■ Exercise: Output the lines as a numbered list, omitting blank lines, beginning with the first line of the records and ending after the line that contains "588, 91, 599]".

■ Records for the exercise:
====
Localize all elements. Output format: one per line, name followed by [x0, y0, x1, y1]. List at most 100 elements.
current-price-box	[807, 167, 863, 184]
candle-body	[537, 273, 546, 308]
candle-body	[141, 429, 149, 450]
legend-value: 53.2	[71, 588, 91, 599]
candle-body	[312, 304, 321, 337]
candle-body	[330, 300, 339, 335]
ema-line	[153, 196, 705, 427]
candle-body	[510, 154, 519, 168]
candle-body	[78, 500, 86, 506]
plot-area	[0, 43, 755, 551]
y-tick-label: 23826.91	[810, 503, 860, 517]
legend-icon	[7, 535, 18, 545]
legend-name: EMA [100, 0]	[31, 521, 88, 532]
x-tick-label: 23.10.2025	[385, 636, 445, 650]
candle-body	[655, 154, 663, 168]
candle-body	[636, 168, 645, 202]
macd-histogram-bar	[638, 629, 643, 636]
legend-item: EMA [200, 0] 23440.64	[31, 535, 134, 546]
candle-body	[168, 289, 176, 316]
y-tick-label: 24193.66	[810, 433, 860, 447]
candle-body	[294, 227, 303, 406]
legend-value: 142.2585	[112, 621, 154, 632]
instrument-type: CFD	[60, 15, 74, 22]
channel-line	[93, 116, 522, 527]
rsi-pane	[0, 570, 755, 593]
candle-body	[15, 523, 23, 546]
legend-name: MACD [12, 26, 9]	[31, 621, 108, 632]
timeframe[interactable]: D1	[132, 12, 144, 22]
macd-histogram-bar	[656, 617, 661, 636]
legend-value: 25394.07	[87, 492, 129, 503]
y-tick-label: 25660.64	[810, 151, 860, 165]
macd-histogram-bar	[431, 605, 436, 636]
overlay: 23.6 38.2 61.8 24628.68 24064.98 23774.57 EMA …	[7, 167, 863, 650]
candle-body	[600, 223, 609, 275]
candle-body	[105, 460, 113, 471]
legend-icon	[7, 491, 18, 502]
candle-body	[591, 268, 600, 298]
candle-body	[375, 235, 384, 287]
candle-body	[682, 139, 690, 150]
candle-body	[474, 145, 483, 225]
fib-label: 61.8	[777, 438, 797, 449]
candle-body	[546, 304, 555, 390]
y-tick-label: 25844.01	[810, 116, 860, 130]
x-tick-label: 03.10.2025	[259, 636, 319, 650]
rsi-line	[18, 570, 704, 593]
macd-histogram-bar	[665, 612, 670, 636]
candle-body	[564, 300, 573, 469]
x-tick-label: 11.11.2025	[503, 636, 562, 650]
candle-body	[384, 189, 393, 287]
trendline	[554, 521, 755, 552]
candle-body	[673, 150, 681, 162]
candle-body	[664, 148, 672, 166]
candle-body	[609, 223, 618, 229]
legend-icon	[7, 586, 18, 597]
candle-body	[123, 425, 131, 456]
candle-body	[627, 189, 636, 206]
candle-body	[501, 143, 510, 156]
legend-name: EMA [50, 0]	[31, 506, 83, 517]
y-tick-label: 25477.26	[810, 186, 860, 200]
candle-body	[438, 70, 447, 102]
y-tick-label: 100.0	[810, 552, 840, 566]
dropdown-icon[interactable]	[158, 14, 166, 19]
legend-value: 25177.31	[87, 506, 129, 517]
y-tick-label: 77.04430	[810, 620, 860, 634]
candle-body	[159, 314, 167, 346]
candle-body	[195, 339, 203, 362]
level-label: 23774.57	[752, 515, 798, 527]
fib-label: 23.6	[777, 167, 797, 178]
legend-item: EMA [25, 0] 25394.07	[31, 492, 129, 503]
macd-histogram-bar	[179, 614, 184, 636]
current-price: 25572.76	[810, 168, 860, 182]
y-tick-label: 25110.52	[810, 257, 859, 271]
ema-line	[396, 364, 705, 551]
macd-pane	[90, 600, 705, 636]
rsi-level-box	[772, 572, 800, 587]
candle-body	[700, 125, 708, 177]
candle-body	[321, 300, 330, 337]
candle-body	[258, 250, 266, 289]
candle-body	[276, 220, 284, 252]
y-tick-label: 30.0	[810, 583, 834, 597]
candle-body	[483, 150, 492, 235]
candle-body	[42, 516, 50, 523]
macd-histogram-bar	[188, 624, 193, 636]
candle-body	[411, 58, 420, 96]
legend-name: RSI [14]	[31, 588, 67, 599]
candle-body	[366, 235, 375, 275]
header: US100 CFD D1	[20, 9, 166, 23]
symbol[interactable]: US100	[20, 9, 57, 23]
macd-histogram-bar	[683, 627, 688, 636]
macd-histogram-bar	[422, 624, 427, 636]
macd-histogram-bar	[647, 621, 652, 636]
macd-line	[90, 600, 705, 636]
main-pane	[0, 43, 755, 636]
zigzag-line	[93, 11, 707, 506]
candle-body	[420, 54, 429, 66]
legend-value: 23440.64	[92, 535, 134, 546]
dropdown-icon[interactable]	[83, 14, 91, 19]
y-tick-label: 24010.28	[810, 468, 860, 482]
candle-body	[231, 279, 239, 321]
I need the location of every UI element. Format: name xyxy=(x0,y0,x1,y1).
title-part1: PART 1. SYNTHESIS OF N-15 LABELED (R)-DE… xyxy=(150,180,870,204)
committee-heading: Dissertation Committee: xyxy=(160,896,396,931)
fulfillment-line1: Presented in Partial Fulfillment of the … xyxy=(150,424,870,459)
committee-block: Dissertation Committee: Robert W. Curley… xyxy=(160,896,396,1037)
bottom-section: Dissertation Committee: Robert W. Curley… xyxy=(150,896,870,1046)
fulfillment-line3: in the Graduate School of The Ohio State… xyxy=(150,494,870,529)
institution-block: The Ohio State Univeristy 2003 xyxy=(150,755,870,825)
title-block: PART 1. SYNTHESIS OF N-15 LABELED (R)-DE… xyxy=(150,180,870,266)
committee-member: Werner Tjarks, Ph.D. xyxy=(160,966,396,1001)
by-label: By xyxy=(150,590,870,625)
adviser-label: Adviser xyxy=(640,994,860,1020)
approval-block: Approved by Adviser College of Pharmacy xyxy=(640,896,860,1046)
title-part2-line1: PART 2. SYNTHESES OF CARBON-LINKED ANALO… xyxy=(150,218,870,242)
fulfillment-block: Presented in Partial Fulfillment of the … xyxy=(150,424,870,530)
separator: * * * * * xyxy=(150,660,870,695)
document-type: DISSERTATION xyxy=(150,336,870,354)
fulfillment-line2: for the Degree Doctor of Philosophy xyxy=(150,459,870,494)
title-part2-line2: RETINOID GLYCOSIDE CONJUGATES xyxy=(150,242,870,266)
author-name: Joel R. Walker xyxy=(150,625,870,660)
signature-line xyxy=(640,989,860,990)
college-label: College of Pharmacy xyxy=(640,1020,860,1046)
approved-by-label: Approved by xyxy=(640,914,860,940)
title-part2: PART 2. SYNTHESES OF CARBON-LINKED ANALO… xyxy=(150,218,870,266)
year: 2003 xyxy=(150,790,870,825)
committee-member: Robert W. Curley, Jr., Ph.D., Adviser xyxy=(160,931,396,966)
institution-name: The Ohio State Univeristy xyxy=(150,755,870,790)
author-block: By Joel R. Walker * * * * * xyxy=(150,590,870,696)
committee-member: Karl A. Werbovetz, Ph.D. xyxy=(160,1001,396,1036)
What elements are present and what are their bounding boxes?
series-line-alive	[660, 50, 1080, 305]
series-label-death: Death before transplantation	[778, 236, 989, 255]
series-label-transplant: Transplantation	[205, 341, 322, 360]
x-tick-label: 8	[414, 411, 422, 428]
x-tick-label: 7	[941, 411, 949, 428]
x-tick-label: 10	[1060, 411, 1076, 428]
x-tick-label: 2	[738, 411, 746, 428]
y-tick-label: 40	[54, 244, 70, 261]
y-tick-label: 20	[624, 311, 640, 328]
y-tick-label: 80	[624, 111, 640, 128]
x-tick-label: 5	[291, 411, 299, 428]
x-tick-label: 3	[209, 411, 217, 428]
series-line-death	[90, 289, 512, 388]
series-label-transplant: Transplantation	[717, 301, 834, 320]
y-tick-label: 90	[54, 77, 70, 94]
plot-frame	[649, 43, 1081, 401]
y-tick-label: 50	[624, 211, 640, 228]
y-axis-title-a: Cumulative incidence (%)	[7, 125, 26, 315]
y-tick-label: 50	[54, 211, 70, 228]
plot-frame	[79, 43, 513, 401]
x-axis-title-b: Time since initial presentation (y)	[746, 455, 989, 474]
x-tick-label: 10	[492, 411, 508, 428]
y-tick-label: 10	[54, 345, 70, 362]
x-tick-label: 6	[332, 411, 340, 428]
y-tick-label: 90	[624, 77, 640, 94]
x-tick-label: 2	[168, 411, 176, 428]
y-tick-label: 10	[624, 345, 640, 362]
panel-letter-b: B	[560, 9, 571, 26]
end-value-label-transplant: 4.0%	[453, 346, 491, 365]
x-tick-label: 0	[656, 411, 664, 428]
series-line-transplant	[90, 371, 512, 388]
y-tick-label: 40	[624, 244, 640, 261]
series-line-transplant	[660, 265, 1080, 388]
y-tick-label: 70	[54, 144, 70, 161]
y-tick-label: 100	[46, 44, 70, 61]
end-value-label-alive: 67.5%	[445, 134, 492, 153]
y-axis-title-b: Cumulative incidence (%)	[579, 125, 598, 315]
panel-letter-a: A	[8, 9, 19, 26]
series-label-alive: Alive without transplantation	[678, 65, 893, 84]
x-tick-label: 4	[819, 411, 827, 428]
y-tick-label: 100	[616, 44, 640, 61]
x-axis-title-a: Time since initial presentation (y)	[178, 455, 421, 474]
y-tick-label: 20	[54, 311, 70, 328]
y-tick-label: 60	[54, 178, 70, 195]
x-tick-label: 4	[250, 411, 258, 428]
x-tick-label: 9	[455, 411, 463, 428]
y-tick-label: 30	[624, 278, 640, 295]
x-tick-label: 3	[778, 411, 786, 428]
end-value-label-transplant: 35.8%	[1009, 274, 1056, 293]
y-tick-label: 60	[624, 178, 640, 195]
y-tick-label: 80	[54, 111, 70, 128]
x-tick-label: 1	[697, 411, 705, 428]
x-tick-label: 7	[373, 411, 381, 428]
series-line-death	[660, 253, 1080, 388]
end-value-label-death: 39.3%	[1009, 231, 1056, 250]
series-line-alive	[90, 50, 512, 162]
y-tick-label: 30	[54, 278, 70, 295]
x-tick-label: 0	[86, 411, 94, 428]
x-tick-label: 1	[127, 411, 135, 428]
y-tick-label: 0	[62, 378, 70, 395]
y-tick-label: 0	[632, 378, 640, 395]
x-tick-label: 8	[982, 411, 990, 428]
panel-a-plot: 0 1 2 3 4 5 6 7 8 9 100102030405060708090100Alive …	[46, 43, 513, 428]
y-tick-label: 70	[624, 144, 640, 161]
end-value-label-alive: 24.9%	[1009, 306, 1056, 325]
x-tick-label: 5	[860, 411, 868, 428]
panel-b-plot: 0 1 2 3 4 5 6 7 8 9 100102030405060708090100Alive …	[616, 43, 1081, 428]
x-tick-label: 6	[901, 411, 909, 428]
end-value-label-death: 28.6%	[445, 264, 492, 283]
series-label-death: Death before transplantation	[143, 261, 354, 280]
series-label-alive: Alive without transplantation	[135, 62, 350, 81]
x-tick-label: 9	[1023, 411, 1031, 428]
====
■ Solved problem:
1. Localize all elements. Output format: one per line, name followed by [x0, y0, x1, y1]. List at most 100 elements.
2. current-price-box	[807, 167, 863, 184]
3. candle-body	[537, 273, 546, 308]
4. candle-body	[141, 429, 149, 450]
5. legend-value: 53.2	[71, 588, 91, 599]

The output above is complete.